- WHAT THE TASK REQUIRES -
Exclude the pictures, then copy all remaining records exactly.

- ENTRIES PROVIDED -
"""

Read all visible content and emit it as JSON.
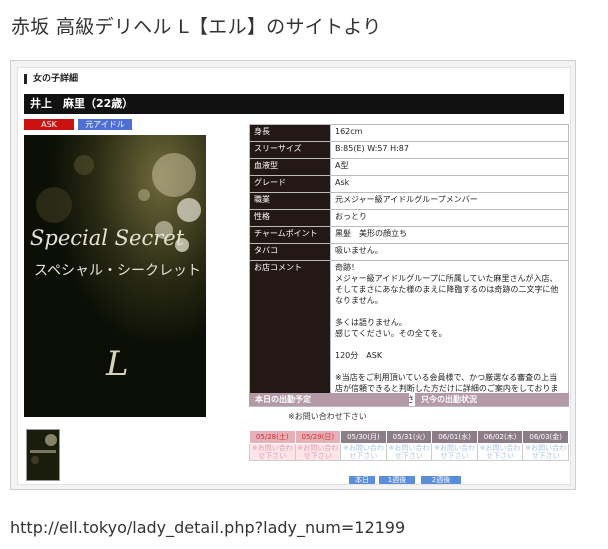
{
  "post": {
    "title": "赤坂 高級デリヘル L【エル】のサイトより",
    "url": "http://ell.tokyo/lady_detail.php?lady_num=12199"
  },
  "page": {
    "section_heading": "女の子詳細",
    "name": "井上　麻里（22歳）",
    "badges": [
      {
        "label": "ASK",
        "color": "#cc1111"
      },
      {
        "label": "元アイドル",
        "color": "#4f6fd6"
      }
    ],
    "photo": {
      "line1": "Special Secret",
      "line2": "スペシャル・シークレット",
      "logo": "L"
    }
  },
  "profile": [
    {
      "label": "身長",
      "value": "162cm"
    },
    {
      "label": "スリーサイズ",
      "value": "B:85(E) W:57 H:87"
    },
    {
      "label": "血液型",
      "value": "A型"
    },
    {
      "label": "グレード",
      "value": "Ask"
    },
    {
      "label": "職業",
      "value": "元メジャー級アイドルグループメンバー"
    },
    {
      "label": "性格",
      "value": "おっとり"
    },
    {
      "label": "チャームポイント",
      "value": "黒髪　美形の顔立ち"
    },
    {
      "label": "タバコ",
      "value": "吸いません。"
    },
    {
      "label": "お店コメント",
      "value": "奇跡！\nメジャー級アイドルグループに所属していた麻里さんが入店、そしてまさにあなた様のまえに降臨するのは奇跡の二文字に他なりません。\n\n多くは語りません。\n感じてください。その全てを。\n\n120分　ASK\n\n※当店をご利用頂いている会員様で、かつ厳選なる審査の上当店が信頼できると判断した方だけに詳細のご案内をしております。予めご了承くださいませ。"
    }
  ],
  "schedule": {
    "today_label": "本日の出勤予定",
    "status_label": "只今の出勤状況",
    "contact": "※お問い合わせ下さい",
    "days": [
      {
        "date": "05/28(土)",
        "text": "※お問い合わせ下さい",
        "weekend": true
      },
      {
        "date": "05/29(日)",
        "text": "※お問い合わせ下さい",
        "weekend": true
      },
      {
        "date": "05/30(月)",
        "text": "※お問い合わせ下さい",
        "weekend": false
      },
      {
        "date": "05/31(火)",
        "text": "※お問い合わせ下さい",
        "weekend": false
      },
      {
        "date": "06/01(水)",
        "text": "※お問い合わせ下さい",
        "weekend": false
      },
      {
        "date": "06/02(木)",
        "text": "※お問い合わせ下さい",
        "weekend": false
      },
      {
        "date": "06/03(金)",
        "text": "※お問い合わせ下さい",
        "weekend": false
      }
    ],
    "nav": [
      "本日",
      "1週後",
      "2週後"
    ]
  }
}
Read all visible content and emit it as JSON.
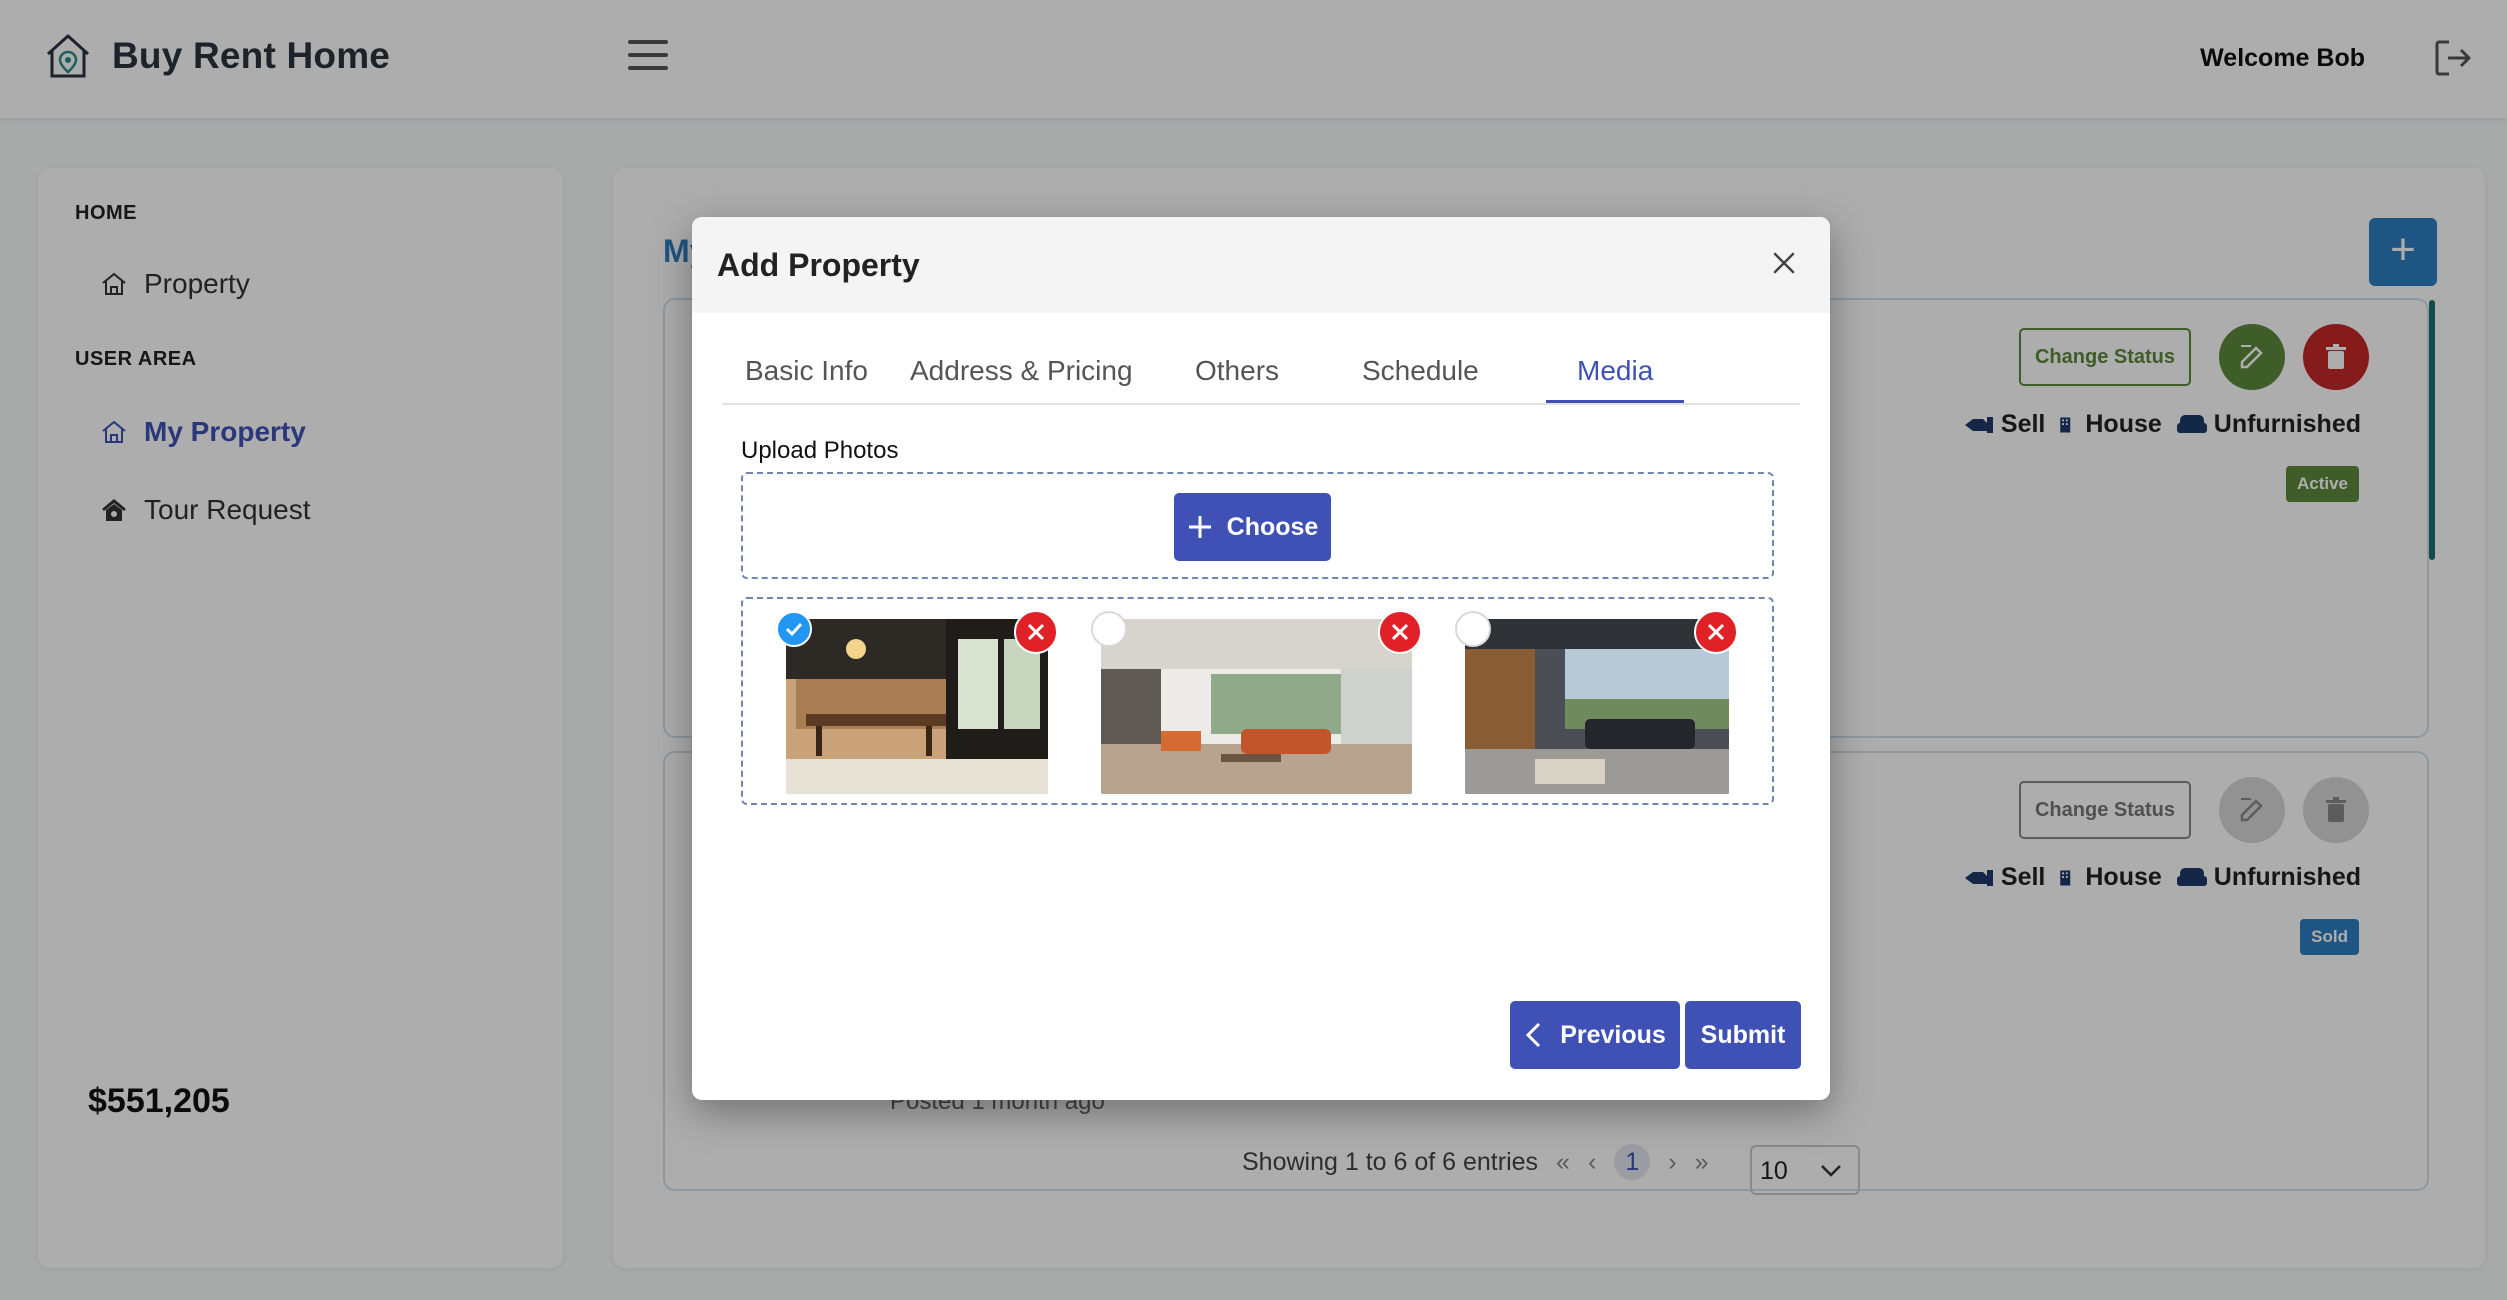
{
  "app": {
    "brand": "Buy Rent Home",
    "welcome": "Welcome Bob"
  },
  "sidebar": {
    "home_heading": "HOME",
    "user_area_heading": "USER AREA",
    "items": [
      {
        "label": "Property",
        "icon": "home-icon"
      },
      {
        "label": "My Property",
        "icon": "home-icon",
        "active": true
      },
      {
        "label": "Tour Request",
        "icon": "tour-house-icon"
      }
    ]
  },
  "main": {
    "title": "My",
    "add_label": "+",
    "cards": [
      {
        "change_status": "Change Status",
        "tags": [
          "Sell",
          "House",
          "Unfurnished"
        ],
        "status": "Active",
        "status_color": "#5c8a3c"
      },
      {
        "change_status": "Change Status",
        "tags": [
          "Sell",
          "House",
          "Unfurnished"
        ],
        "status": "Sold",
        "status_color": "#2f7ec0"
      }
    ],
    "price": "$551,205",
    "posted": "Posted 1 month ago"
  },
  "pagination": {
    "summary": "Showing 1 to 6 of 6 entries",
    "first": "«",
    "prev": "‹",
    "current": "1",
    "next": "›",
    "last": "»",
    "rows_per_page": "10"
  },
  "modal": {
    "title": "Add Property",
    "tabs": [
      "Basic Info",
      "Address & Pricing",
      "Others",
      "Schedule",
      "Media"
    ],
    "active_tab": "Media",
    "upload_label": "Upload Photos",
    "choose_label": "Choose",
    "photos": [
      {
        "selected": true,
        "alt": "kitchen-dining-photo"
      },
      {
        "selected": false,
        "alt": "living-room-photo"
      },
      {
        "selected": false,
        "alt": "lounge-photo"
      }
    ],
    "previous_label": "Previous",
    "submit_label": "Submit"
  },
  "colors": {
    "primary": "#3f51b5",
    "accent_blue": "#2f7ec0",
    "green": "#5c8a3c",
    "red": "#c62828"
  }
}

"""

- RESPONSE FOR THIS EXERCISE -
Read all visible content and emit it as JSON.
{
  "post": {
    "title": "赤坂 高級デリヘル L【エル】のサイトより",
    "url": "http://ell.tokyo/lady_detail.php?lady_num=12199"
  },
  "page": {
    "section_heading": "女の子詳細",
    "name": "井上　麻里（22歳）",
    "badges": [
      {
        "label": "ASK",
        "color": "#cc1111"
      },
      {
        "label": "元アイドル",
        "color": "#4f6fd6"
      }
    ],
    "photo": {
      "line1": "Special Secret",
      "line2": "スペシャル・シークレット",
      "logo": "L"
    }
  },
  "profile": [
    {
      "label": "身長",
      "value": "162cm"
    },
    {
      "label": "スリーサイズ",
      "value": "B:85(E) W:57 H:87"
    },
    {
      "label": "血液型",
      "value": "A型"
    },
    {
      "label": "グレード",
      "value": "Ask"
    },
    {
      "label": "職業",
      "value": "元メジャー級アイドルグループメンバー"
    },
    {
      "label": "性格",
      "value": "おっとり"
    },
    {
      "label": "チャームポイント",
      "value": "黒髪　美形の顔立ち"
    },
    {
      "label": "タバコ",
      "value": "吸いません。"
    },
    {
      "label": "お店コメント",
      "value": "奇跡！\nメジャー級アイドルグループに所属していた麻里さんが入店、そしてまさにあなた様のまえに降臨するのは奇跡の二文字に他なりません。\n\n多くは語りません。\n感じてください。その全てを。\n\n120分　ASK\n\n※当店をご利用頂いている会員様で、かつ厳選なる審査の上当店が信頼できると判断した方だけに詳細のご案内をしております。予めご了承くださいませ。"
    }
  ],
  "schedule": {
    "today_label": "本日の出勤予定",
    "status_label": "只今の出勤状況",
    "contact": "※お問い合わせ下さい",
    "days": [
      {
        "date": "05/28(土)",
        "text": "※お問い合わせ下さい",
        "weekend": true
      },
      {
        "date": "05/29(日)",
        "text": "※お問い合わせ下さい",
        "weekend": true
      },
      {
        "date": "05/30(月)",
        "text": "※お問い合わせ下さい",
        "weekend": false
      },
      {
        "date": "05/31(火)",
        "text": "※お問い合わせ下さい",
        "weekend": false
      },
      {
        "date": "06/01(水)",
        "text": "※お問い合わせ下さい",
        "weekend": false
      },
      {
        "date": "06/02(木)",
        "text": "※お問い合わせ下さい",
        "weekend": false
      },
      {
        "date": "06/03(金)",
        "text": "※お問い合わせ下さい",
        "weekend": false
      }
    ],
    "nav": [
      "本日",
      "1週後",
      "2週後"
    ]
  }
}
Read all visible content and emit it as JSON.
{
  "app": {
    "brand": "Buy Rent Home",
    "welcome": "Welcome Bob"
  },
  "sidebar": {
    "home_heading": "HOME",
    "user_area_heading": "USER AREA",
    "items": [
      {
        "label": "Property",
        "icon": "home-icon"
      },
      {
        "label": "My Property",
        "icon": "home-icon",
        "active": true
      },
      {
        "label": "Tour Request",
        "icon": "tour-house-icon"
      }
    ]
  },
  "main": {
    "title": "My",
    "add_label": "+",
    "cards": [
      {
        "change_status": "Change Status",
        "tags": [
          "Sell",
          "House",
          "Unfurnished"
        ],
        "status": "Active",
        "status_color": "#5c8a3c"
      },
      {
        "change_status": "Change Status",
        "tags": [
          "Sell",
          "House",
          "Unfurnished"
        ],
        "status": "Sold",
        "status_color": "#2f7ec0"
      }
    ],
    "price": "$551,205",
    "posted": "Posted 1 month ago"
  },
  "pagination": {
    "summary": "Showing 1 to 6 of 6 entries",
    "first": "«",
    "prev": "‹",
    "current": "1",
    "next": "›",
    "last": "»",
    "rows_per_page": "10"
  },
  "modal": {
    "title": "Add Property",
    "tabs": [
      "Basic Info",
      "Address & Pricing",
      "Others",
      "Schedule",
      "Media"
    ],
    "active_tab": "Media",
    "upload_label": "Upload Photos",
    "choose_label": "Choose",
    "photos": [
      {
        "selected": true,
        "alt": "kitchen-dining-photo"
      },
      {
        "selected": false,
        "alt": "living-room-photo"
      },
      {
        "selected": false,
        "alt": "lounge-photo"
      }
    ],
    "previous_label": "Previous",
    "submit_label": "Submit"
  },
  "colors": {
    "primary": "#3f51b5",
    "accent_blue": "#2f7ec0",
    "green": "#5c8a3c",
    "red": "#c62828"
  }
}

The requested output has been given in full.